Work instructions: Pictures stay out of the copy; restate everything else in the material exactly.

Entries supplied:
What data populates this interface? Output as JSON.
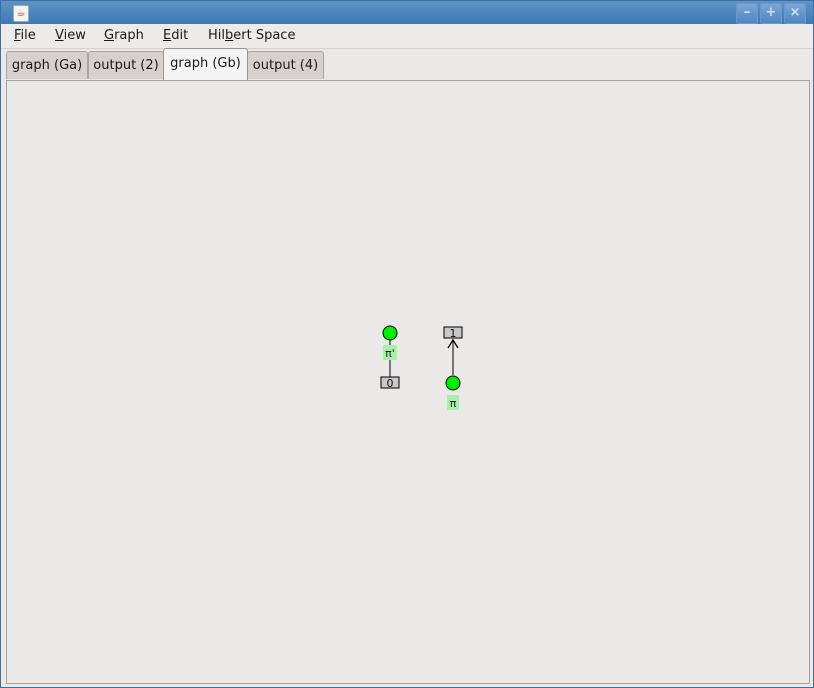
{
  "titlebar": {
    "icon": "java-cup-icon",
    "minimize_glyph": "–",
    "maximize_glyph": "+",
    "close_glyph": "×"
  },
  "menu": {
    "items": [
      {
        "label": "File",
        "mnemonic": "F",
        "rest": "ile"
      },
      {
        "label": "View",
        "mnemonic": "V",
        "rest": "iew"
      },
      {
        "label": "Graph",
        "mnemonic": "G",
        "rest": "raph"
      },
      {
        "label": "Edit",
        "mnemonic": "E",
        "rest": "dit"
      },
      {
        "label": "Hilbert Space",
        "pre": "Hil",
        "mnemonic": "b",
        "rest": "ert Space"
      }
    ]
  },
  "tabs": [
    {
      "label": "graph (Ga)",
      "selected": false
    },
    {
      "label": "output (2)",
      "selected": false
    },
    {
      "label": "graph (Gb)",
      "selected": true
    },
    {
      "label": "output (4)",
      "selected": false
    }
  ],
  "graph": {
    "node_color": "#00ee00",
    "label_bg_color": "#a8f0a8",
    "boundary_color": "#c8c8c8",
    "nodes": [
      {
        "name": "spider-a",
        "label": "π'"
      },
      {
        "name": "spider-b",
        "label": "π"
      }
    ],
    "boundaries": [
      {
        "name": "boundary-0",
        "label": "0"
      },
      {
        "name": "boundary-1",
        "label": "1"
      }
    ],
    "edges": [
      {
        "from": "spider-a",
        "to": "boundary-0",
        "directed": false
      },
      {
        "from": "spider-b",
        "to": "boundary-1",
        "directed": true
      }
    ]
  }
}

Exercise output:
What data populates this interface? Output as JSON.
{
  "titlebar": {
    "icon": "java-cup-icon",
    "minimize_glyph": "–",
    "maximize_glyph": "+",
    "close_glyph": "×"
  },
  "menu": {
    "items": [
      {
        "label": "File",
        "mnemonic": "F",
        "rest": "ile"
      },
      {
        "label": "View",
        "mnemonic": "V",
        "rest": "iew"
      },
      {
        "label": "Graph",
        "mnemonic": "G",
        "rest": "raph"
      },
      {
        "label": "Edit",
        "mnemonic": "E",
        "rest": "dit"
      },
      {
        "label": "Hilbert Space",
        "pre": "Hil",
        "mnemonic": "b",
        "rest": "ert Space"
      }
    ]
  },
  "tabs": [
    {
      "label": "graph (Ga)",
      "selected": false
    },
    {
      "label": "output (2)",
      "selected": false
    },
    {
      "label": "graph (Gb)",
      "selected": true
    },
    {
      "label": "output (4)",
      "selected": false
    }
  ],
  "graph": {
    "node_color": "#00ee00",
    "label_bg_color": "#a8f0a8",
    "boundary_color": "#c8c8c8",
    "nodes": [
      {
        "name": "spider-a",
        "label": "π'"
      },
      {
        "name": "spider-b",
        "label": "π"
      }
    ],
    "boundaries": [
      {
        "name": "boundary-0",
        "label": "0"
      },
      {
        "name": "boundary-1",
        "label": "1"
      }
    ],
    "edges": [
      {
        "from": "spider-a",
        "to": "boundary-0",
        "directed": false
      },
      {
        "from": "spider-b",
        "to": "boundary-1",
        "directed": true
      }
    ]
  }
}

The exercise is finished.